── Input material ──

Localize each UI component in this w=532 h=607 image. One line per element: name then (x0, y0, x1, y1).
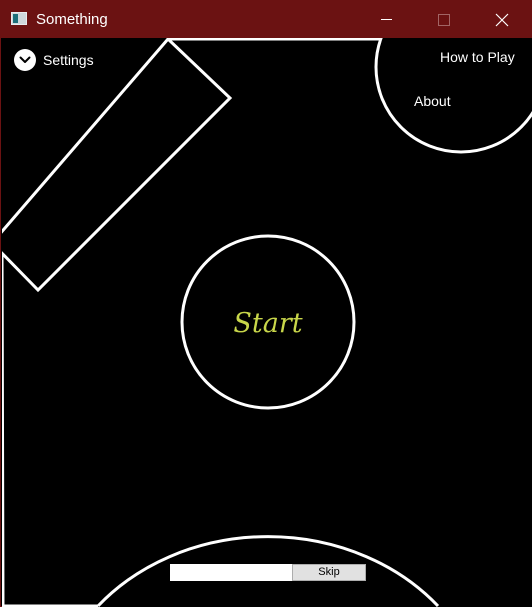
how-to-play-link[interactable]: How to Play (440, 49, 515, 65)
start-button[interactable]: Start (233, 307, 303, 339)
settings-label: Settings (43, 52, 94, 68)
minimize-icon (380, 19, 392, 20)
title-bar[interactable]: Something (1, 1, 531, 38)
start-circle[interactable] (180, 234, 356, 410)
close-icon (495, 13, 509, 26)
chevron-down-icon (14, 49, 36, 71)
app-window-icon (11, 12, 27, 25)
left-border-shape (2, 253, 98, 607)
menu-canvas: Settings How to Play About Start Skip (2, 38, 532, 607)
bottom-arc-shape (96, 535, 440, 607)
skip-button[interactable]: Skip (292, 564, 366, 581)
progress-fill (170, 564, 292, 581)
top-left-diamond-shape (2, 38, 233, 293)
minimize-button[interactable] (357, 1, 415, 38)
top-right-circle[interactable] (374, 38, 532, 154)
close-button[interactable] (473, 1, 531, 38)
window-title: Something (36, 11, 108, 28)
settings-button[interactable]: Settings (14, 48, 94, 72)
about-link[interactable]: About (414, 93, 451, 109)
progress-bar (170, 564, 292, 581)
maximize-button (415, 1, 473, 38)
maximize-icon (438, 13, 450, 26)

───

* [Set task] Copy every line of the data above word for word, leaving out the pictures.

* [Solution to this task]
Localize each UI component in this w=532 h=607 image. One line per element: name then (x0, y0, x1, y1).
how-to-play-link[interactable]: How to Play (440, 49, 515, 65)
start-button[interactable]: Start (233, 307, 303, 339)
settings-label: Settings (43, 52, 94, 68)
minimize-icon (380, 19, 392, 20)
title-bar[interactable]: Something (1, 1, 531, 38)
start-circle[interactable] (180, 234, 356, 410)
close-icon (495, 13, 509, 26)
chevron-down-icon (14, 49, 36, 71)
app-window-icon (11, 12, 27, 25)
left-border-shape (2, 253, 98, 607)
menu-canvas: Settings How to Play About Start Skip (2, 38, 532, 607)
bottom-arc-shape (96, 535, 440, 607)
skip-button[interactable]: Skip (292, 564, 366, 581)
progress-fill (170, 564, 292, 581)
top-left-diamond-shape (2, 38, 233, 293)
minimize-button[interactable] (357, 1, 415, 38)
top-right-circle[interactable] (374, 38, 532, 154)
close-button[interactable] (473, 1, 531, 38)
window-title: Something (36, 11, 108, 28)
settings-button[interactable]: Settings (14, 48, 94, 72)
about-link[interactable]: About (414, 93, 451, 109)
progress-bar (170, 564, 292, 581)
maximize-button (415, 1, 473, 38)
maximize-icon (438, 13, 450, 26)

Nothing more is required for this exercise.